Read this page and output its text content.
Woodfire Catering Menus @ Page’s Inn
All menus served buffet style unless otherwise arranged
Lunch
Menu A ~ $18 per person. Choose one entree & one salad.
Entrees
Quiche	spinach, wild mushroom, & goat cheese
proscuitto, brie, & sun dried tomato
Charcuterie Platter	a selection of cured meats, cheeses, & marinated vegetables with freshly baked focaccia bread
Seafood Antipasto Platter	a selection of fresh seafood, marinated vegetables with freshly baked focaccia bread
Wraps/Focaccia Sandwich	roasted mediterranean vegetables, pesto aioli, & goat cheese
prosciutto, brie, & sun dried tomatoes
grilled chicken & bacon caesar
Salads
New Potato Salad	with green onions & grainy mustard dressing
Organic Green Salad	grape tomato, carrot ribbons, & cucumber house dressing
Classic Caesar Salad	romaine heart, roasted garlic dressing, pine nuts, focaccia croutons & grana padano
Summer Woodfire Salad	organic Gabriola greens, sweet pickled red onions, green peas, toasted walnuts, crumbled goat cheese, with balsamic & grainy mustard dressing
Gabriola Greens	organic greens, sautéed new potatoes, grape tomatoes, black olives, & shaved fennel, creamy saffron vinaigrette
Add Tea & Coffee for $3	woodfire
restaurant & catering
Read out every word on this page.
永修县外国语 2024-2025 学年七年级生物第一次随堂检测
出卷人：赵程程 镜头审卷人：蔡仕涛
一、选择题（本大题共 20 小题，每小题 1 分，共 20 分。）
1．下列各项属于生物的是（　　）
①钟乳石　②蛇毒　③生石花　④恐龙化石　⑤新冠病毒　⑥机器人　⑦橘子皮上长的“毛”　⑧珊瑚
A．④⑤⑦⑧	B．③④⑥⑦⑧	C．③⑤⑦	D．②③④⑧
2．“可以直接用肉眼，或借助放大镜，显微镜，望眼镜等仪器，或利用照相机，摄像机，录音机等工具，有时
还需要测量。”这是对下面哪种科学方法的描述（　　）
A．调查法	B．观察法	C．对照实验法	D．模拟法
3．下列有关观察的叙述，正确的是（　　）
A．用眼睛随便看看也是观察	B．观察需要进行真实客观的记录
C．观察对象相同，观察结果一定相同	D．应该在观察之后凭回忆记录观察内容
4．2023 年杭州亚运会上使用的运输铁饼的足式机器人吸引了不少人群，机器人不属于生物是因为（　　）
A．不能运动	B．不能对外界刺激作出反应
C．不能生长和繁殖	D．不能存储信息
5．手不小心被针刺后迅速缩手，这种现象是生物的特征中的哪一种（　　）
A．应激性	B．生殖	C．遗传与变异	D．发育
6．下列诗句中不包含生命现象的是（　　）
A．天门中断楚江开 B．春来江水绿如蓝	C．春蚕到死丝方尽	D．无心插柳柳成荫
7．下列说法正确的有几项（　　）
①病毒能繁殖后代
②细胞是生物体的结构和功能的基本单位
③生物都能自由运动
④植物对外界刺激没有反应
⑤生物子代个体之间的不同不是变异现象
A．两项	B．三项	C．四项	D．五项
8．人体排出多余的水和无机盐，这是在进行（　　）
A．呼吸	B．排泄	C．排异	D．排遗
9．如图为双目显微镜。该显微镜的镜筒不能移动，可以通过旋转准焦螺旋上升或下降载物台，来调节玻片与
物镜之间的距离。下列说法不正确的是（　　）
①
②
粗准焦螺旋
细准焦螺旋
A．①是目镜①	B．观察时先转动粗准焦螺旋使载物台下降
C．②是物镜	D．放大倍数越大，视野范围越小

## What is required
Copy only the stretch running from the line containing "Read out every word on this page." to the final line of the entries, both ends included, exactly as it stands.

## Solution
Read out every word on this page.
永修县外国语 2024-2025 学年七年级生物第一次随堂检测
出卷人：赵程程 镜头审卷人：蔡仕涛
一、选择题（本大题共 20 小题，每小题 1 分，共 20 分。）
1．下列各项属于生物的是（　　）
①钟乳石　②蛇毒　③生石花　④恐龙化石　⑤新冠病毒　⑥机器人　⑦橘子皮上长的“毛”　⑧珊瑚
A．④⑤⑦⑧	B．③④⑥⑦⑧	C．③⑤⑦	D．②③④⑧
2．“可以直接用肉眼，或借助放大镜，显微镜，望眼镜等仪器，或利用照相机，摄像机，录音机等工具，有时
还需要测量。”这是对下面哪种科学方法的描述（　　）
A．调查法	B．观察法	C．对照实验法	D．模拟法
3．下列有关观察的叙述，正确的是（　　）
A．用眼睛随便看看也是观察	B．观察需要进行真实客观的记录
C．观察对象相同，观察结果一定相同	D．应该在观察之后凭回忆记录观察内容
4．2023 年杭州亚运会上使用的运输铁饼的足式机器人吸引了不少人群，机器人不属于生物是因为（　　）
A．不能运动	B．不能对外界刺激作出反应
C．不能生长和繁殖	D．不能存储信息
5．手不小心被针刺后迅速缩手，这种现象是生物的特征中的哪一种（　　）
A．应激性	B．生殖	C．遗传与变异	D．发育
6．下列诗句中不包含生命现象的是（　　）
A．天门中断楚江开 B．春来江水绿如蓝	C．春蚕到死丝方尽	D．无心插柳柳成荫
7．下列说法正确的有几项（　　）
①病毒能繁殖后代
②细胞是生物体的结构和功能的基本单位
③生物都能自由运动
④植物对外界刺激没有反应
⑤生物子代个体之间的不同不是变异现象
A．两项	B．三项	C．四项	D．五项
8．人体排出多余的水和无机盐，这是在进行（　　）
A．呼吸	B．排泄	C．排异	D．排遗
9．如图为双目显微镜。该显微镜的镜筒不能移动，可以通过旋转准焦螺旋上升或下降载物台，来调节玻片与
物镜之间的距离。下列说法不正确的是（　　）
①
②
粗准焦螺旋
细准焦螺旋
A．①是目镜①	B．观察时先转动粗准焦螺旋使载物台下降
C．②是物镜	D．放大倍数越大，视野范围越小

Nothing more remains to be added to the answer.